(What is needed)
Find how many lines in the data below mention "rattle". Give the number only.

Dataset entries:
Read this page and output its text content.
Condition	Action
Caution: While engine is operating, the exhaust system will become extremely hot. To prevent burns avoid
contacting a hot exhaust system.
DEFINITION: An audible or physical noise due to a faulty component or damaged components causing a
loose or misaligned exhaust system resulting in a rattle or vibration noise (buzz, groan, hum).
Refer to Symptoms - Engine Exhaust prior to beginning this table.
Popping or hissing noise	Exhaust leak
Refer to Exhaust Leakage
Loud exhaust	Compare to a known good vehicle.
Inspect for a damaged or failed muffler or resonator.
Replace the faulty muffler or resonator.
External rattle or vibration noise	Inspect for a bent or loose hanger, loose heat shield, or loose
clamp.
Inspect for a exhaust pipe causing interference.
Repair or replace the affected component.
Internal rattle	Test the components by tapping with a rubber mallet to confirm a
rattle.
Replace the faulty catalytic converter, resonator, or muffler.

(Answer for this exercise)
4